**Aim of the task**
Print the records below word for word, but leave out the pictures.

══════

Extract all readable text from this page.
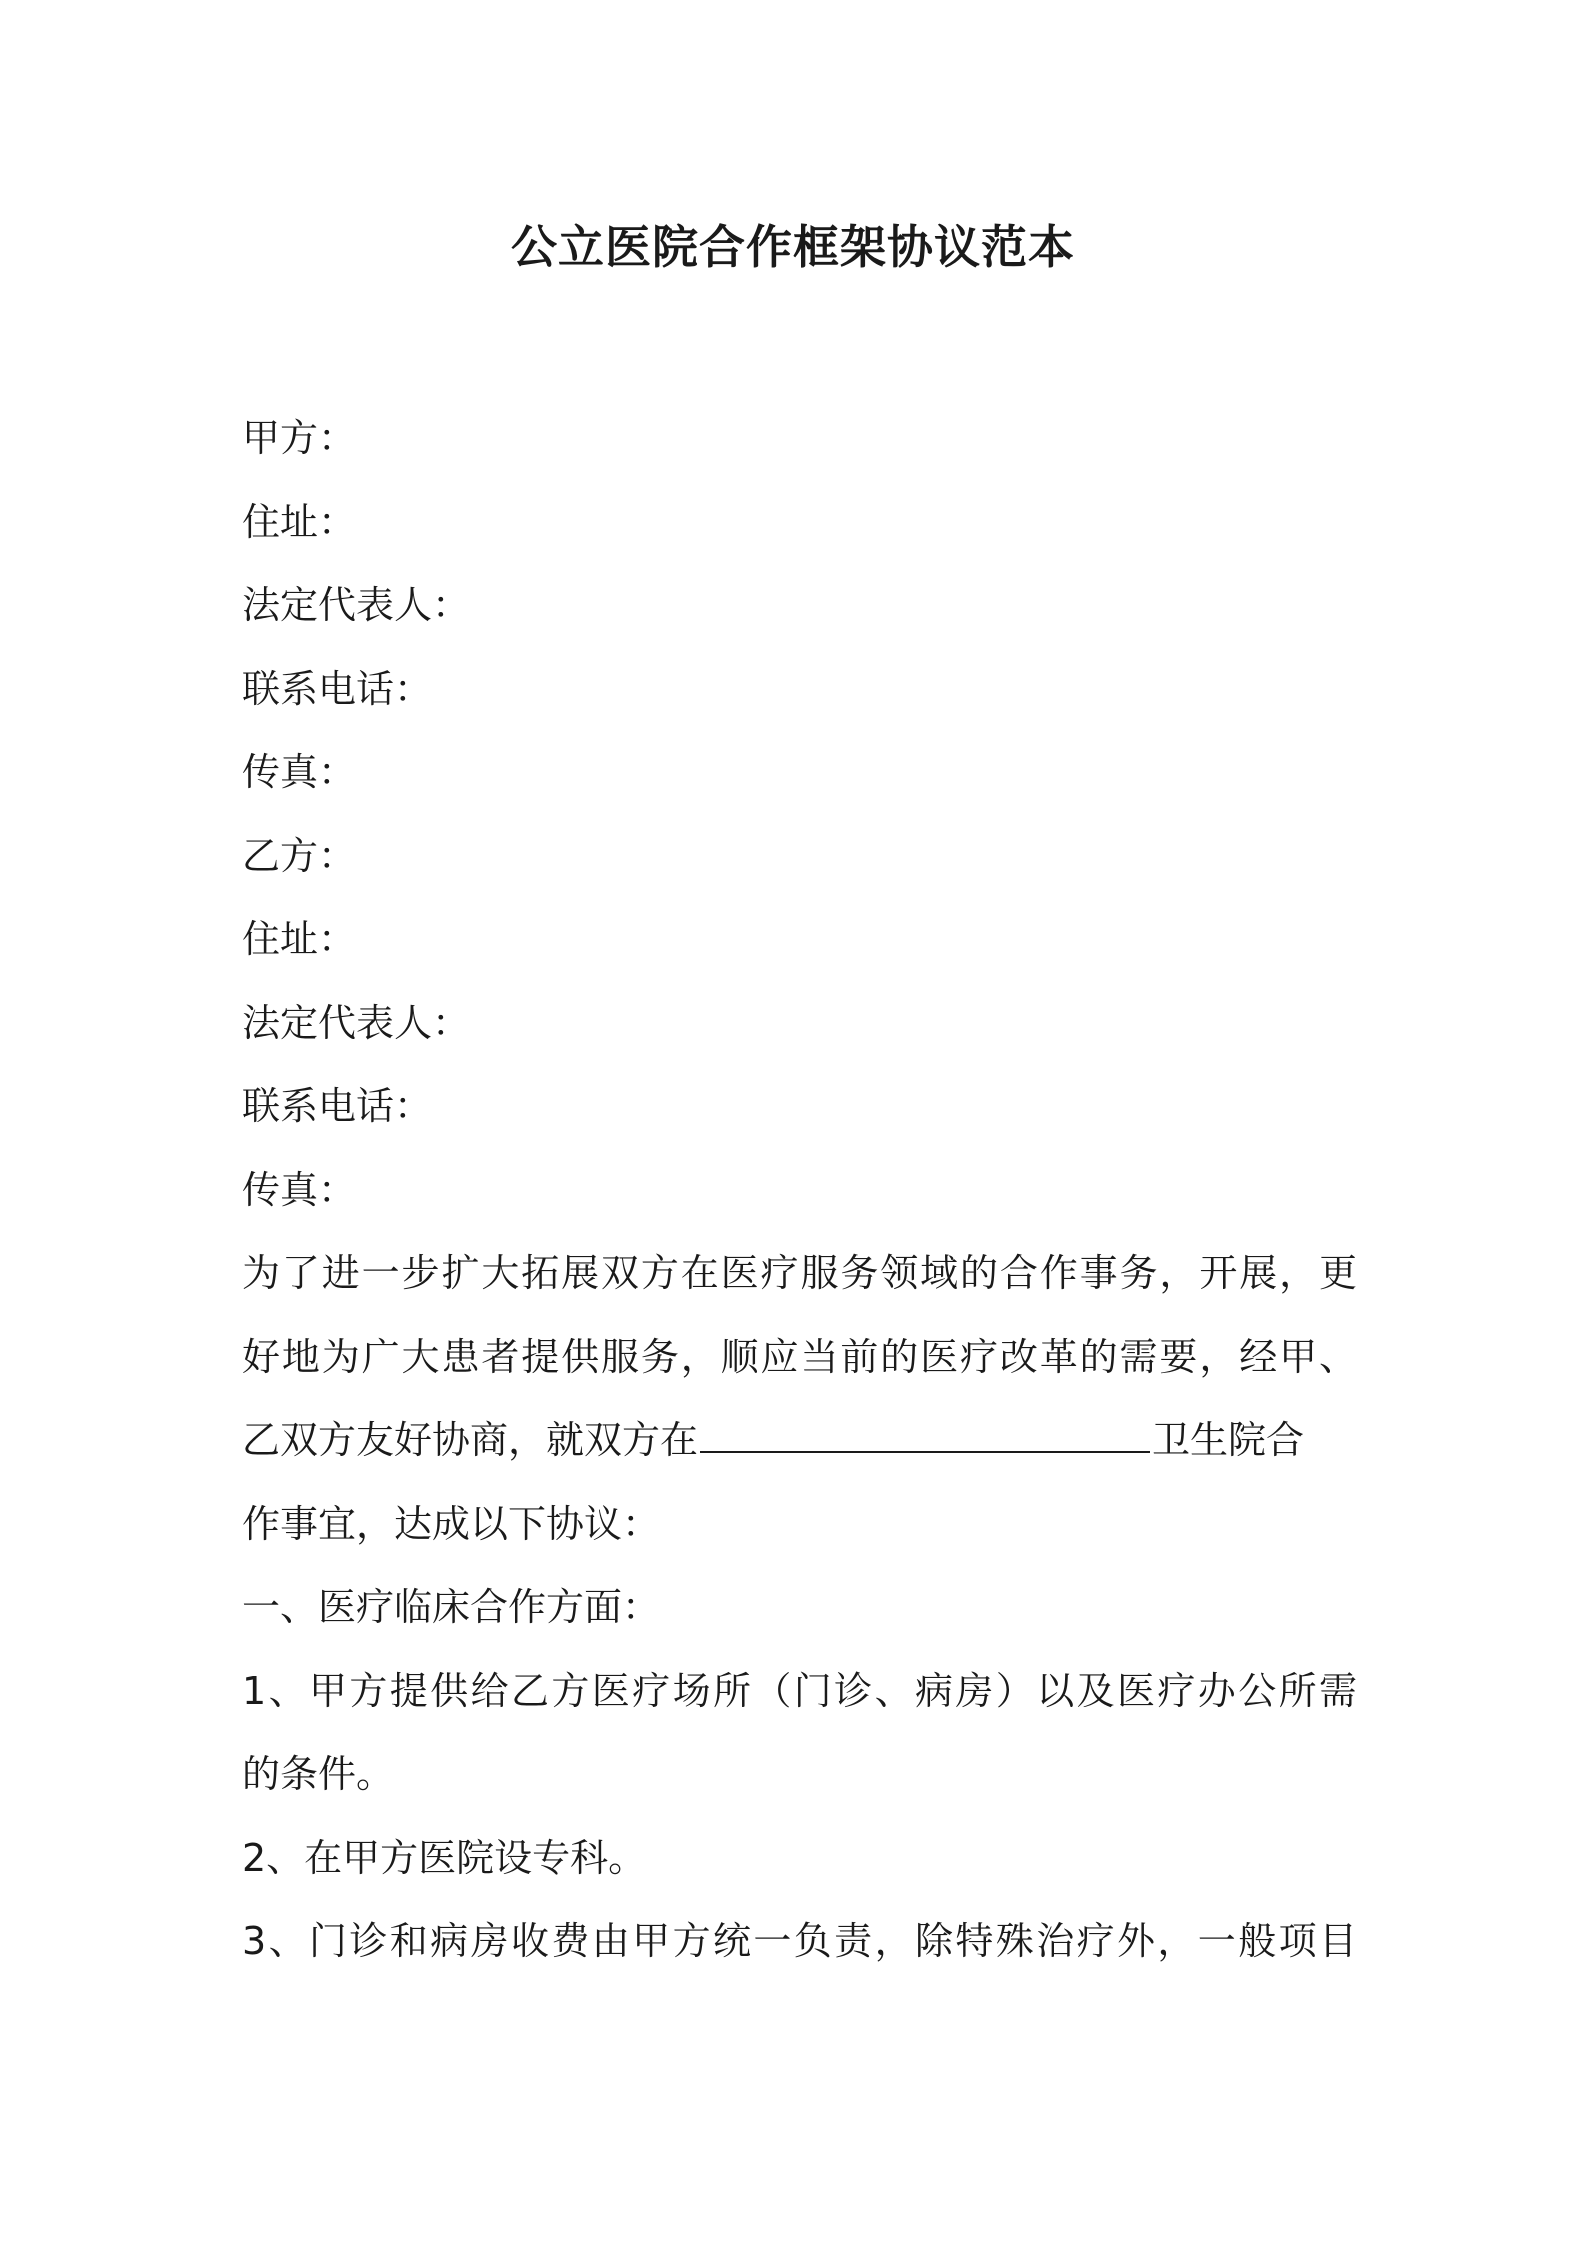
公立医院合作框架协议范本
甲方：
住址：
法定代表人：
联系电话：
传真：
乙方：
住址：
法定代表人：
联系电话：
传真：
为了进一步扩大拓展双方在医疗服务领域的合作事务，开展，更
好地为广大患者提供服务，顺应当前的医疗改革的需要，经甲、
乙双方友好协商，就双方在	卫生院合
作事宜，达成以下协议：
一、医疗临床合作方面：
1、甲方提供给乙方医疗场所（门诊、病房）以及医疗办公所需
的条件。
2、在甲方医院设专科。
3、门诊和病房收费由甲方统一负责，除特殊治疗外，一般项目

══════

**Result for this task**
Extract all readable text from this page.
公立医院合作框架协议范本
甲方：
住址：
法定代表人：
联系电话：
传真：
乙方：
住址：
法定代表人：
联系电话：
传真：
为了进一步扩大拓展双方在医疗服务领域的合作事务，开展，更
好地为广大患者提供服务，顺应当前的医疗改革的需要，经甲、
乙双方友好协商，就双方在	卫生院合
作事宜，达成以下协议：
一、医疗临床合作方面：
1、甲方提供给乙方医疗场所（门诊、病房）以及医疗办公所需
的条件。
2、在甲方医院设专科。
3、门诊和病房收费由甲方统一负责，除特殊治疗外，一般项目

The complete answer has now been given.